SET EXERCISE
Reproduce every line of the items below verbatim, leaving out the pictures.

[Boxed element entries]
══════════

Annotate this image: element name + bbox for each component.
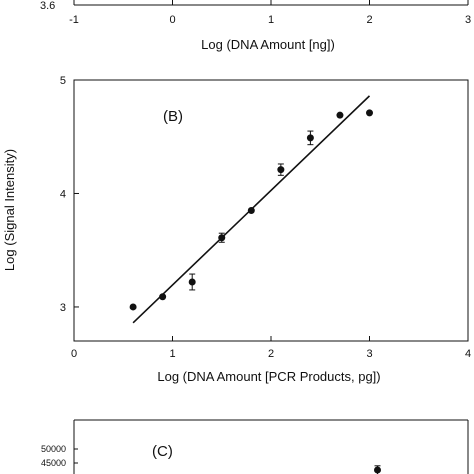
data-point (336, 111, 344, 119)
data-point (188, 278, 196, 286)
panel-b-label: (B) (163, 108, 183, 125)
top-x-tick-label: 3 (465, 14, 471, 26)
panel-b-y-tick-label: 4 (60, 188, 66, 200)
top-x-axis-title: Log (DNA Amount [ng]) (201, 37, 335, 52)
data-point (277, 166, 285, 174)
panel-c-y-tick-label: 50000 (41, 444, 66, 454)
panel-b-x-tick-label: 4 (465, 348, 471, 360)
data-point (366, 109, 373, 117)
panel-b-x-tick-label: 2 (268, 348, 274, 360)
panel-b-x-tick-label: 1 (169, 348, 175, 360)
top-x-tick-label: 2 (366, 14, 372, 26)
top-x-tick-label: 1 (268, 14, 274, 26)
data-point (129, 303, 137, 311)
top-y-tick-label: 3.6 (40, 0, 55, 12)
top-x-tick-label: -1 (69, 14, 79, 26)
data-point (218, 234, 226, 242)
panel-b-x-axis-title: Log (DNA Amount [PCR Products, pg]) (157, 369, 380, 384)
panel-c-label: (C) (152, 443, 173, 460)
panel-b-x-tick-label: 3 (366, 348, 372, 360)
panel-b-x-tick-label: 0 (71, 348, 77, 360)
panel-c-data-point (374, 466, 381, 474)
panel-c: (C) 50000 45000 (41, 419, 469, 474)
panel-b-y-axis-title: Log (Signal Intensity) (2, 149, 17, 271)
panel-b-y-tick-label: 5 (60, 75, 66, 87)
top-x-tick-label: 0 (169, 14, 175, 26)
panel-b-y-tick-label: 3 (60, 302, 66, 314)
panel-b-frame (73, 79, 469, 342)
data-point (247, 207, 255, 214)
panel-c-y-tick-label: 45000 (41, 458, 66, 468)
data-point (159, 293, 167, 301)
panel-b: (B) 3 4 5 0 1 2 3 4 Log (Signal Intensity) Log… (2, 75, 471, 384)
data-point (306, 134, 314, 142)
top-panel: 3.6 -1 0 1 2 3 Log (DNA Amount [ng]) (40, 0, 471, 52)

══════════

EXPECTED ANSWER
Annotate this image: element name + bbox for each component.
data-point (336, 111, 344, 119)
data-point (188, 278, 196, 286)
panel-b-label: (B) (163, 108, 183, 125)
top-x-tick-label: 3 (465, 14, 471, 26)
panel-b-y-tick-label: 4 (60, 188, 66, 200)
top-x-axis-title: Log (DNA Amount [ng]) (201, 37, 335, 52)
data-point (277, 166, 285, 174)
panel-c-y-tick-label: 50000 (41, 444, 66, 454)
panel-b-x-tick-label: 4 (465, 348, 471, 360)
data-point (366, 109, 373, 117)
panel-b-x-tick-label: 2 (268, 348, 274, 360)
panel-b-x-tick-label: 1 (169, 348, 175, 360)
top-x-tick-label: 2 (366, 14, 372, 26)
top-x-tick-label: 1 (268, 14, 274, 26)
data-point (129, 303, 137, 311)
top-y-tick-label: 3.6 (40, 0, 55, 12)
top-x-tick-label: -1 (69, 14, 79, 26)
data-point (218, 234, 226, 242)
panel-b-x-axis-title: Log (DNA Amount [PCR Products, pg]) (157, 369, 380, 384)
panel-c-label: (C) (152, 443, 173, 460)
panel-b-x-tick-label: 3 (366, 348, 372, 360)
panel-b-x-tick-label: 0 (71, 348, 77, 360)
panel-c-data-point (374, 466, 381, 474)
panel-c: (C) 50000 45000 (41, 419, 469, 474)
panel-b-y-axis-title: Log (Signal Intensity) (2, 149, 17, 271)
panel-b-y-tick-label: 5 (60, 75, 66, 87)
top-x-tick-label: 0 (169, 14, 175, 26)
panel-b-y-tick-label: 3 (60, 302, 66, 314)
panel-b-frame (73, 79, 469, 342)
data-point (247, 207, 255, 214)
panel-c-y-tick-label: 45000 (41, 458, 66, 468)
data-point (159, 293, 167, 301)
panel-b: (B) 3 4 5 0 1 2 3 4 Log (Signal Intensity) Log… (2, 75, 471, 384)
data-point (306, 134, 314, 142)
top-panel: 3.6 -1 0 1 2 3 Log (DNA Amount [ng]) (40, 0, 471, 52)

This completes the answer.